SET PROBLEM A: Please reproduce the records word for word, starting at their first line and ending with the line that contains "search-icon: [614, 0, 649, 38]", both included.

SOURCE TEXT:

START

Defining the southwest corner of the Nanda Devi sanctuary in the Indian Himalaya, the Trisul group forms a formidable trident of peaks towering over 7000 metres above the Nandakini Valley. The main summit, Trisul 1, was the first 7000 metre mountain in the world ever climbed, by a team led by British explorer T. G. Longstaff, who reached the south summit back in 1907. Here, Jöttnar Pro Team member Mark Thomas recounts the second ascent this autumn of the West Ridge to the true summit of Trisul 1 (7145m)
My nerves can take no more, and I sit bolt upright from the warmth of my sleeping bag. No words are needed as I turn to Ian, just to make sure we’re not over-reacting. As the canvas of our fragile tent bellows and contracts in the roaring maelstrom engulfing us, every gust threatens to whip us into the midnight hour, down the West Face, and into the jaws of the Nandakini Valley over two thousand meters below.
“Shall we gear up?” Ian suggests. The ice is broken. No longer are our thoughts kept in check. “Defo. We’ll need the snow shovel” I reply. “I spied a great place for a snow hole just a hundred metres down the ridge”.
The team load-ferrying in the rain and sleet
We spring into action like school kids at the final bell, but we’re not going home, not yet; there are still many lessons to be learnt here on the West Ridge of Trisul. For now we hold our nerve, and sit it out till daybreak in the hope of better weather and a shot at the summit.

END

SET PROBLEM B: Name every person mentioned in the Trisul climbing account.

ROWS:

START

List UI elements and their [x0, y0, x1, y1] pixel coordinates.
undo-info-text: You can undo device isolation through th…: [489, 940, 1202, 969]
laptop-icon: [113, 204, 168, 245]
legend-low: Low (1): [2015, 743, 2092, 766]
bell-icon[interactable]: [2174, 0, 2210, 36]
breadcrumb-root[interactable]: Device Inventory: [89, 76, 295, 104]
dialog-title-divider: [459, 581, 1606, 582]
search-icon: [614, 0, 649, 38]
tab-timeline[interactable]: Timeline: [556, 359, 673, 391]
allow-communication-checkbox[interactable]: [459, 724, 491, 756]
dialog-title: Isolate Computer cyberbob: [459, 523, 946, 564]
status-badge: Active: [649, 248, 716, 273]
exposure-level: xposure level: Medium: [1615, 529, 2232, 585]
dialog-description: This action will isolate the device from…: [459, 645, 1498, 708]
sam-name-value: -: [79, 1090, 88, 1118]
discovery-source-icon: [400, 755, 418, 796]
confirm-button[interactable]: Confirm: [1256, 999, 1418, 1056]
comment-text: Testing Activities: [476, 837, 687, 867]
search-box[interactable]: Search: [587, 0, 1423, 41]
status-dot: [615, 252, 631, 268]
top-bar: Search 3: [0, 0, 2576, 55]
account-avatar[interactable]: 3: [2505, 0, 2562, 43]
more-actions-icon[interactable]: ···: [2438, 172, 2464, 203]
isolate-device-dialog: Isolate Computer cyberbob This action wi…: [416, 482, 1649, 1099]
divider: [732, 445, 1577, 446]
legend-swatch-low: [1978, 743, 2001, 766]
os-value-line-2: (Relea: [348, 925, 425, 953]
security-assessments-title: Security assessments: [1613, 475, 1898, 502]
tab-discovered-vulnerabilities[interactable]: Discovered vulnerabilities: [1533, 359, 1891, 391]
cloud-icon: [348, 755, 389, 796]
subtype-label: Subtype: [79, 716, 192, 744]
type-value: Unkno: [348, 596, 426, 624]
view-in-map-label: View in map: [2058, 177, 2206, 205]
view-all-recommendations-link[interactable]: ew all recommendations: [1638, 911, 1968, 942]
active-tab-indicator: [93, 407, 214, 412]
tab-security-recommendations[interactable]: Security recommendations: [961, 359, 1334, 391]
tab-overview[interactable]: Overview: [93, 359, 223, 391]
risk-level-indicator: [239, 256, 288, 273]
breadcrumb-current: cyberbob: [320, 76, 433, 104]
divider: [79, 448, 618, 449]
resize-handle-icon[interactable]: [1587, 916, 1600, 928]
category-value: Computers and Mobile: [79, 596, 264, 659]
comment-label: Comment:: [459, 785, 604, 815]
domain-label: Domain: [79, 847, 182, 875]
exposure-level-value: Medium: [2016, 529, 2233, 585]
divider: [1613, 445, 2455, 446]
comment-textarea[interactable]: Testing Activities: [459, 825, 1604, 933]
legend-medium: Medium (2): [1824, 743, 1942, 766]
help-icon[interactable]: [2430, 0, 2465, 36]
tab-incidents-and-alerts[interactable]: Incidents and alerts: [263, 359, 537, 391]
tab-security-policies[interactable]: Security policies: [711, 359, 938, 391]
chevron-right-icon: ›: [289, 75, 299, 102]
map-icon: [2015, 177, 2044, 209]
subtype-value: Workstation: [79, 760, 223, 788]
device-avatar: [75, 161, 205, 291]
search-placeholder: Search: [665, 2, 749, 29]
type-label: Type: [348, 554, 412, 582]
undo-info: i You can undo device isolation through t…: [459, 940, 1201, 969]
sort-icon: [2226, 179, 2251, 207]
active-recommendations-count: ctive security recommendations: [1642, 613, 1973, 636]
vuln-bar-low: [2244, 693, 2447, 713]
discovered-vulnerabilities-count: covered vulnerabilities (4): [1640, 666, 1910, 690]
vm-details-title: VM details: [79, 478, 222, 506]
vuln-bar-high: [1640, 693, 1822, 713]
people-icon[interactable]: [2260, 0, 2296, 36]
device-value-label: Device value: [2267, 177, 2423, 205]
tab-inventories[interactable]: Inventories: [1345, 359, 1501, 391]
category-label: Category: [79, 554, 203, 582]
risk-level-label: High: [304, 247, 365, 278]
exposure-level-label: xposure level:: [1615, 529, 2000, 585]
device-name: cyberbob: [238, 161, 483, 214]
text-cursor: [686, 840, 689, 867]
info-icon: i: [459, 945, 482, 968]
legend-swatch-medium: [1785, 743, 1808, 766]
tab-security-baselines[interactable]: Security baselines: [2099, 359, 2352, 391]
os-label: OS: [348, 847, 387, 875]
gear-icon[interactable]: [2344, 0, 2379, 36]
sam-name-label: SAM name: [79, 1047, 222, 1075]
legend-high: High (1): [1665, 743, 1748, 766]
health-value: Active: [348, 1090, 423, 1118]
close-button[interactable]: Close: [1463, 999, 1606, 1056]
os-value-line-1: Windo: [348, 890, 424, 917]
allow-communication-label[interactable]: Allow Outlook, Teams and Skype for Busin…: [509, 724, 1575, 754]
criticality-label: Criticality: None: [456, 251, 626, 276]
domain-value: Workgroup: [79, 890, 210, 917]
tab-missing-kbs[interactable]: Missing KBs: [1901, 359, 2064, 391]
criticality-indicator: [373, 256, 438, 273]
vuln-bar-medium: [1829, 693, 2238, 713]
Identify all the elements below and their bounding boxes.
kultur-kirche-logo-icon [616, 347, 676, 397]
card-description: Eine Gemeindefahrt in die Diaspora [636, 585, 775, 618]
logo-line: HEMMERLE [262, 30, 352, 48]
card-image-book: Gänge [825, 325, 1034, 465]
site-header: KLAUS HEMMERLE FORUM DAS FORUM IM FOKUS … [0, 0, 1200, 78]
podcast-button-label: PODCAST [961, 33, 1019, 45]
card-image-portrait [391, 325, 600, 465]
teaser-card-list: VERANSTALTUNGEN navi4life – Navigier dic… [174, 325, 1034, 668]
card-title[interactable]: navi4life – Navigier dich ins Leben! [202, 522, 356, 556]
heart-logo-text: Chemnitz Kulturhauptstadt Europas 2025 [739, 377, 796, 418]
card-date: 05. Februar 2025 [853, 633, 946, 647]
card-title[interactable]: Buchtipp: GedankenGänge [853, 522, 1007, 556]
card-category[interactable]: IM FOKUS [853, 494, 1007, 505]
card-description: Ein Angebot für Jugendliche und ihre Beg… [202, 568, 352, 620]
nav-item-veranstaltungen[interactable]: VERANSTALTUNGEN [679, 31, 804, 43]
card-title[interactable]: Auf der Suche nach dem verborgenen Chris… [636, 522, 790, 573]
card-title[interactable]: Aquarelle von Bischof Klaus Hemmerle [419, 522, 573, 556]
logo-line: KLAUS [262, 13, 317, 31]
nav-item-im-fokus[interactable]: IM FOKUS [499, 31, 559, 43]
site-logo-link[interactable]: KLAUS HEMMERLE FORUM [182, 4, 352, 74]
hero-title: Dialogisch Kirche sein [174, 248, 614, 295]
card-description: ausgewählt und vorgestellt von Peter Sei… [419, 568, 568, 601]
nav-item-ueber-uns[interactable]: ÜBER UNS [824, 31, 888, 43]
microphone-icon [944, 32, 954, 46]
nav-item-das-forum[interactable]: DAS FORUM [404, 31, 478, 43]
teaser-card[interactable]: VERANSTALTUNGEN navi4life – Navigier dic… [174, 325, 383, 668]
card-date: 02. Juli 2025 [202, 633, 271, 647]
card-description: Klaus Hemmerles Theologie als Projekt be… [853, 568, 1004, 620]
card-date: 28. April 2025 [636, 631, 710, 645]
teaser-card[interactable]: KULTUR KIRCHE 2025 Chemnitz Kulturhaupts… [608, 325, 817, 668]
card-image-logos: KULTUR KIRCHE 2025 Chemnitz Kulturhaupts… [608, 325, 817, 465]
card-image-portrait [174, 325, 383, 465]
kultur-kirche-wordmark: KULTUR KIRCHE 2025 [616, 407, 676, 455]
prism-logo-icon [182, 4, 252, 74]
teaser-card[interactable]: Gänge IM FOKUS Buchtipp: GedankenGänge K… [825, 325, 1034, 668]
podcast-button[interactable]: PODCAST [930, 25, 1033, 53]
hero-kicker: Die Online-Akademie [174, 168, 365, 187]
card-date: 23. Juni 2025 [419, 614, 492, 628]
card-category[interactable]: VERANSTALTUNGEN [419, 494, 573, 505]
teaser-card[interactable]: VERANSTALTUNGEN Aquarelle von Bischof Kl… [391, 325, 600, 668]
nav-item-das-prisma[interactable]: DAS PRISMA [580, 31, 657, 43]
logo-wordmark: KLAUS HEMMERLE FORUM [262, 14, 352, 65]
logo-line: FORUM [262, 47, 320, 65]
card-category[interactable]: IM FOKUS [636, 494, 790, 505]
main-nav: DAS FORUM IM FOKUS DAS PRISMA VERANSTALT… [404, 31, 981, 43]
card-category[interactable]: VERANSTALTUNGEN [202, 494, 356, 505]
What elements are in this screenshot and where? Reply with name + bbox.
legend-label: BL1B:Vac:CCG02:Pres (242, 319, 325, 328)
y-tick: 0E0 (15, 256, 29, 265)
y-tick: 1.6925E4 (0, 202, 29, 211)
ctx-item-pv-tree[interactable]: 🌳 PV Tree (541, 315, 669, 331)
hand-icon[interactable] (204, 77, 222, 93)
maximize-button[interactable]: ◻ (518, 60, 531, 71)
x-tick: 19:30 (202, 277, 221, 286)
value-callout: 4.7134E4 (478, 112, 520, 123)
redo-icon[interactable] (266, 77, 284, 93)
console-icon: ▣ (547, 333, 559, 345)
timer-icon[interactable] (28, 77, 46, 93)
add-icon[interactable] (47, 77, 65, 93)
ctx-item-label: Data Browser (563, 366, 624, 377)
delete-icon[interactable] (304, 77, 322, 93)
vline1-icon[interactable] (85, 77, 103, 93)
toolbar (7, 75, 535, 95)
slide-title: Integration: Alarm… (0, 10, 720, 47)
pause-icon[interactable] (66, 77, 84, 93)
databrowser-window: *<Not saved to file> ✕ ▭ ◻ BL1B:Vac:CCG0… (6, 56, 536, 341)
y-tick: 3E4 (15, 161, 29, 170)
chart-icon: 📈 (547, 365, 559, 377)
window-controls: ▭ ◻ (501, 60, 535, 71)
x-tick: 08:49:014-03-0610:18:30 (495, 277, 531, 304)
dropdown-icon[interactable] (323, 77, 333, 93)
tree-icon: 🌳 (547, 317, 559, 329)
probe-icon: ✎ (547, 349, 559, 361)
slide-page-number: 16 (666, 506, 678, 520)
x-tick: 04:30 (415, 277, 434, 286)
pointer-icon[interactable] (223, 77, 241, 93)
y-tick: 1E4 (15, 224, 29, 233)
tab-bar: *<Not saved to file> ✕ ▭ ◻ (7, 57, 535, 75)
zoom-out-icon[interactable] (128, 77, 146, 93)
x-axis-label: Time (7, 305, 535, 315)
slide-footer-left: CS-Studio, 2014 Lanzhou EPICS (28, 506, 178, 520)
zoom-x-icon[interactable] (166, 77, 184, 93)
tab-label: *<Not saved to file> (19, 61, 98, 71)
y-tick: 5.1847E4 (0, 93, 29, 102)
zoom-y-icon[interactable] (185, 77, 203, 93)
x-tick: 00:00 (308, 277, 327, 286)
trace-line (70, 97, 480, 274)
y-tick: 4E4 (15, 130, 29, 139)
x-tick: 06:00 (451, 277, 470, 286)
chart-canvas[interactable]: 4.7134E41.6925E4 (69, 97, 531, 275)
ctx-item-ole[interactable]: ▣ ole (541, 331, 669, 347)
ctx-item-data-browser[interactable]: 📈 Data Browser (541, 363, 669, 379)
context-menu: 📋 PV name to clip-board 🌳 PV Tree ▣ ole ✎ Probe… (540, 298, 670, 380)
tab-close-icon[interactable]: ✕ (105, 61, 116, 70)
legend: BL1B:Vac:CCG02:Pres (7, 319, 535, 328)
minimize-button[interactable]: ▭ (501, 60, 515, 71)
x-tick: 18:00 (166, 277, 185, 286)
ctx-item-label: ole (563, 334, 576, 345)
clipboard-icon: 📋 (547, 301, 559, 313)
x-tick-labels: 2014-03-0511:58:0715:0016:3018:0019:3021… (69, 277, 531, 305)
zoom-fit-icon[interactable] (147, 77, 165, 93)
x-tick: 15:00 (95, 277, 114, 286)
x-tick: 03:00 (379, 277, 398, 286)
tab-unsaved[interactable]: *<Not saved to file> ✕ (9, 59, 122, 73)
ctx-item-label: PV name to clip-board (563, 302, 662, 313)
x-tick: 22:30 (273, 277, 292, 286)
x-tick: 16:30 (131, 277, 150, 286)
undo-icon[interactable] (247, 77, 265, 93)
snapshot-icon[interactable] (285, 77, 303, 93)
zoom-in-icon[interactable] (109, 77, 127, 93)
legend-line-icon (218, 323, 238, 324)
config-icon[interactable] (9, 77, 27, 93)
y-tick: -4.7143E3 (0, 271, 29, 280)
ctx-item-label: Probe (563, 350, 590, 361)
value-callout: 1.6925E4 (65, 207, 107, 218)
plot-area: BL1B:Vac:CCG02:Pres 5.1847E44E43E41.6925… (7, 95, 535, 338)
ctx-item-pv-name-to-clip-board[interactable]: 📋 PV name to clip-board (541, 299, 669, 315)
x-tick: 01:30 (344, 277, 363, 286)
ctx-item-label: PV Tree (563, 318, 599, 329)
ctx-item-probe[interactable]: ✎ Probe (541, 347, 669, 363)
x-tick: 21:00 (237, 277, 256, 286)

END

EXERCISE RESPONSE A:
List UI elements and their [x0, y0, x1, y1] pixel coordinates.
undo-info-text: You can undo device isolation through th…: [489, 940, 1202, 969]
laptop-icon: [113, 204, 168, 245]
legend-low: Low (1): [2015, 743, 2092, 766]
bell-icon[interactable]: [2174, 0, 2210, 36]
breadcrumb-root[interactable]: Device Inventory: [89, 76, 295, 104]
dialog-title-divider: [459, 581, 1606, 582]
search-icon: [614, 0, 649, 38]

EXERCISE RESPONSE B: T. G. Longstaff, Mark Thomas, Ian